▶ **Description of the task**:
Below are lines of data; count those containing the word "sentido" and write nothing but the number.

· · ·

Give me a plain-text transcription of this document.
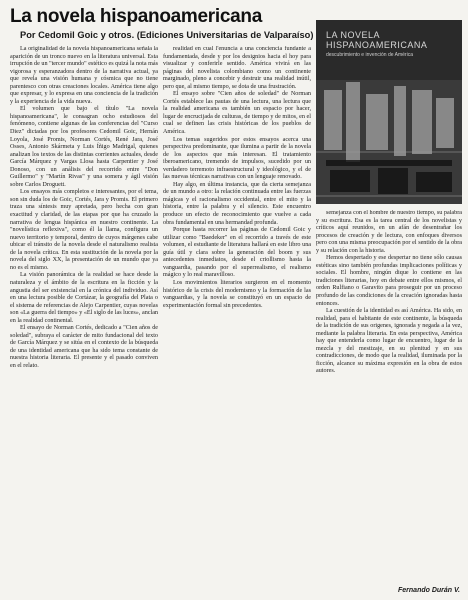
La novela hispanoamericana
Por Cedomil Goic y otros. (Ediciones Universitarias de Valparaíso)

La originalidad de la novela hispanoamericana señala la aparición de un tronco nuevo en la literatura universal. Esta irrupción de un "tercer mundo" estético es quizá la nota más vigorosa y esperanzadora dentro de la narrativa actual, ya que revela una visión humana y cósmica que no tiene parentesco con otras creaciones locales. América tiene algo que expresar, y lo expresa en una conciencia de la tradición y la experiencia de la vida nueva.

El volumen que bajo el título "La novela hispanoamericana", le consagran ocho estudiosos del fenómeno, contiene algunas de las conferencias del "Curso Diez" dictadas por los profesores Cedomil Goic, Hernán Loyola, José Promis, Norman Cortés, René Jara, José Osses, Antonio Skármeta y Luis Íñigo Madrigal, quienes analizan los textos de las distintas corrientes actuales, desde García Márquez y Vargas Llosa hasta Carpentier y José Donoso, con un análisis del recorrido entre "Don Guillermo" y "Martín Rivas" y una somera y ágil visión sobre Carlos Droguett.

Los ensayos más completos e interesantes, por el tema, son sin duda los de Goic, Cortés, Jara y Promis. El primero traza una síntesis muy apretada, pero hecha con gran exactitud y claridad, de las etapas por que ha cruzado la narrativa de lengua hispánica en nuestro continente. La "novelística reflexiva", como él la llama, configura un nuevo territorio y temporal, dentro de cuyos márgenes cabe ubicar el tránsito de la novela desde el naturalismo realista de la novela crítica. En esta sustitución de la novela por la novela del siglo XX, la presentación de un mundo que ya no es el mismo.

La visión panorámica de la realidad se hace desde la naturaleza y el ámbito de la escritura en la ficción y la angustia del ser existencial en la crónica del individuo. Así en una lectura posible de Cortázar, la geografía del Plata o el sistema de referencias de Alejo Carpentier, cuyas novelas son «La guerra del tiempo» y «El siglo de las luces», anclan en la realidad continental.

El ensayo de Norman Cortés, dedicado a "Cien años de soledad", subraya el carácter de mito fundacional del texto de García Márquez y se sitúa en el contexto de la búsqueda de una identidad americana que ha sido tema constante de nuestra historia literaria. El presente y el pasado conviven en el relato.

realidad en cual l'enuncia a una conciencia fundante a fundamentada, desde y por los designios hacia el hoy para visualizar y conferirle sentido. América vivirá en las páginas del novelista colombiano como un continente marginado, pleno a concebir y destruir una realidad inútil, pero que, al mismo tiempo, se dota de una frustración.

El ensayo sobre "Cien años de soledad" de Norman Cortés establece las pautas de una lectura, una lectura que la realidad americana es también un espacio por hacer, lugar de encrucijada de culturas, de tiempo y de mitos, en el cual se definen las crisis históricas de los pueblos de América.

Los temas sugeridos por estos ensayos acerca una perspectiva predominante, que ilumina a partir de la novela de los aspectos que más interesan. El tratamiento iberoamericano, tremendo de impulsos, sucedido por un verdadero terremoto infraestructural y ideológico, y el de las nuevas técnicas narrativas con un lenguaje renovado.

Hay algo, en última instancia, que da cierta semejanza de un mundo a otro: la relación continuada entre las fuerzas mágicas y el racionalismo occidental, entre el mito y la historia, entre la palabra y el silencio. Este encuentro produce un efecto de reconocimiento que vuelve a cada obra fundamental en una hermandad profunda.

Porque hasta recorrer las páginas de Cedomil Goic y utilizar como "Baedeker" en el recorrido a través de este volumen, el estudiante de literatura hallará en este libro una guía útil y clara sobre la generación del boom y sus antecedentes inmediatos, desde el criollismo hasta la vanguardia, pasando por el superrealismo, el realismo mágico y lo real maravilloso.

Los movimientos literarios surgieron en el momento histórico de la crisis del modernismo y la formación de las vanguardias, y la novela se constituyó en un espacio de experimentación formal sin precedentes.

LA NOVELA HISPANOAMERICANA
descubrimiento e invención de América

semejanza con el hombre de nuestro tiempo, su palabra y su escritura. Esa es la tarea central de los novelistas y críticos aquí reunidos, en un afán de desentrañar los procesos de creación y de lectura, con enfoques diversos pero con una misma preocupación por el sentido de la obra y su relación con la historia.

Hemos despertado y ese despertar no tiene sólo causas estéticas sino también profundas implicaciones políticas y sociales. El hombre, ningún dique lo contiene en las tradiciones literarias, hoy en debate entre ellos mismos, el orden Rulfiano o Garavito para proseguir por un proceso profundo de las condiciones de la creación ignoradas hasta entonces.

La cuestión de la identidad es así América. Ha sido, en realidad, para el habitante de este continente, la búsqueda de la tradición de sus origenes, ignorada y negada a la vez, mediante la palabra literaria. En esta perspectiva, América hay que entenderla como lugar de encuentro, lugar de la mezcla y del mestizaje, en su plenitud y en sus contradicciones, de modo que la realidad, iluminada por la ficción, alcance su máxima expresión en la obra de estos autores.

Fernando Durán V.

· · ·

▶ **Response to this exercise**:
2